[Collected data]
'''
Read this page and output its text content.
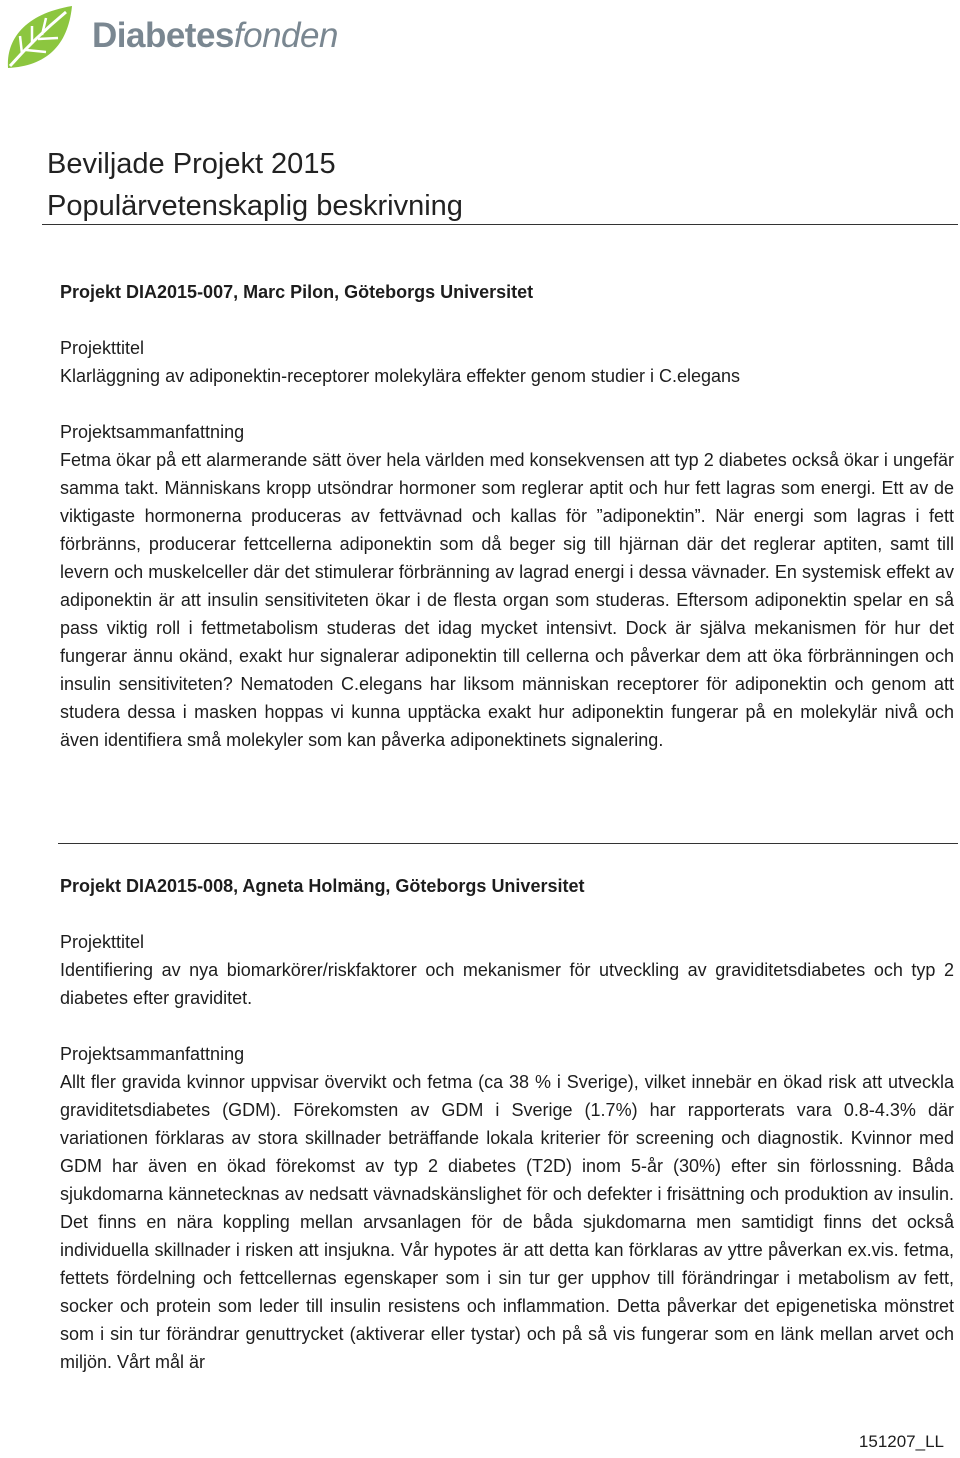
Diabetesfonden
Beviljade Projekt 2015
Populärvetenskaplig beskrivning

Projekt DIA2015-007, Marc Pilon, Göteborgs Universitet

Projekttitel

Klarläggning av adiponektin-receptorer molekylära effekter genom studier i C.elegans

Projektsammanfattning

Fetma ökar på ett alarmerande sätt över hela världen med konsekvensen att typ 2 diabetes också ökar i ungefär samma takt. Människans kropp utsöndrar hormoner som reglerar aptit och hur fett lagras som energi. Ett av de viktigaste hormonerna produceras av fettvävnad och kallas för ”adiponektin”. När energi som lagras i fett förbränns, producerar fettcellerna adiponektin som då beger sig till hjärnan där det reglerar aptiten, samt till levern och muskelceller där det stimulerar förbränning av lagrad energi i dessa vävnader. En systemisk effekt av adiponektin är att insulin sensitiviteten ökar i de flesta organ som studeras. Eftersom adiponektin spelar en så pass viktig roll i fettmetabolism studeras det idag mycket intensivt. Dock är själva mekanismen för hur det fungerar ännu okänd, exakt hur signalerar adiponektin till cellerna och påverkar dem att öka förbränningen och insulin sensitiviteten? Nematoden C.elegans har liksom människan receptorer för adiponektin och genom att studera dessa i masken hoppas vi kunna upptäcka exakt hur adiponektin fungerar på en molekylär nivå och även identifiera små molekyler som kan påverka adiponektinets signalering.

Projekt DIA2015-008, Agneta Holmäng, Göteborgs Universitet

Projekttitel

Identifiering av nya biomarkörer/riskfaktorer och mekanismer för utveckling av graviditetsdiabetes och typ 2 diabetes efter graviditet.

Projektsammanfattning

Allt fler gravida kvinnor uppvisar övervikt och fetma (ca 38 % i Sverige), vilket innebär en ökad risk att utveckla graviditetsdiabetes (GDM). Förekomsten av GDM i Sverige (1.7%) har rapporterats vara 0.8-4.3% där variationen förklaras av stora skillnader beträffande lokala kriterier för screening och diagnostik. Kvinnor med GDM har även en ökad förekomst av typ 2 diabetes (T2D) inom 5-år (30%) efter sin förlossning. Båda sjukdomarna kännetecknas av nedsatt vävnadskänslighet för och defekter i frisättning och produktion av insulin. Det finns en nära koppling mellan arvsanlagen för de båda sjukdomarna men samtidigt finns det också individuella skillnader i risken att insjukna. Vår hypotes är att detta kan förklaras av yttre påverkan ex.vis. fetma, fettets fördelning och fettcellernas egenskaper som i sin tur ger upphov till förändringar i metabolism av fett, socker och protein som leder till insulin resistens och inflammation. Detta påverkar det epigenetiska mönstret som i sin tur förändrar genuttrycket (aktiverar eller tystar) och på så vis fungerar som en länk mellan arvet och miljön. Vårt mål är

151207_LL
'''
— WHAT YOU HAVE TO DO —
For this exercise, return the data above exactly and leave every picture out.

— PROBLEM SOLUTION —
Read this page and output its text content.
Diabetesfonden
Beviljade Projekt 2015
Populärvetenskaplig beskrivning

Projekt DIA2015-007, Marc Pilon, Göteborgs Universitet

Projekttitel

Klarläggning av adiponektin-receptorer molekylära effekter genom studier i C.elegans

Projektsammanfattning

Fetma ökar på ett alarmerande sätt över hela världen med konsekvensen att typ 2 diabetes också ökar i ungefär samma takt. Människans kropp utsöndrar hormoner som reglerar aptit och hur fett lagras som energi. Ett av de viktigaste hormonerna produceras av fettvävnad och kallas för ”adiponektin”. När energi som lagras i fett förbränns, producerar fettcellerna adiponektin som då beger sig till hjärnan där det reglerar aptiten, samt till levern och muskelceller där det stimulerar förbränning av lagrad energi i dessa vävnader. En systemisk effekt av adiponektin är att insulin sensitiviteten ökar i de flesta organ som studeras. Eftersom adiponektin spelar en så pass viktig roll i fettmetabolism studeras det idag mycket intensivt. Dock är själva mekanismen för hur det fungerar ännu okänd, exakt hur signalerar adiponektin till cellerna och påverkar dem att öka förbränningen och insulin sensitiviteten? Nematoden C.elegans har liksom människan receptorer för adiponektin och genom att studera dessa i masken hoppas vi kunna upptäcka exakt hur adiponektin fungerar på en molekylär nivå och även identifiera små molekyler som kan påverka adiponektinets signalering.

Projekt DIA2015-008, Agneta Holmäng, Göteborgs Universitet

Projekttitel

Identifiering av nya biomarkörer/riskfaktorer och mekanismer för utveckling av graviditetsdiabetes och typ 2 diabetes efter graviditet.

Projektsammanfattning

Allt fler gravida kvinnor uppvisar övervikt och fetma (ca 38 % i Sverige), vilket innebär en ökad risk att utveckla graviditetsdiabetes (GDM). Förekomsten av GDM i Sverige (1.7%) har rapporterats vara 0.8-4.3% där variationen förklaras av stora skillnader beträffande lokala kriterier för screening och diagnostik. Kvinnor med GDM har även en ökad förekomst av typ 2 diabetes (T2D) inom 5-år (30%) efter sin förlossning. Båda sjukdomarna kännetecknas av nedsatt vävnadskänslighet för och defekter i frisättning och produktion av insulin. Det finns en nära koppling mellan arvsanlagen för de båda sjukdomarna men samtidigt finns det också individuella skillnader i risken att insjukna. Vår hypotes är att detta kan förklaras av yttre påverkan ex.vis. fetma, fettets fördelning och fettcellernas egenskaper som i sin tur ger upphov till förändringar i metabolism av fett, socker och protein som leder till insulin resistens och inflammation. Detta påverkar det epigenetiska mönstret som i sin tur förändrar genuttrycket (aktiverar eller tystar) och på så vis fungerar som en länk mellan arvet och miljön. Vårt mål är

151207_LL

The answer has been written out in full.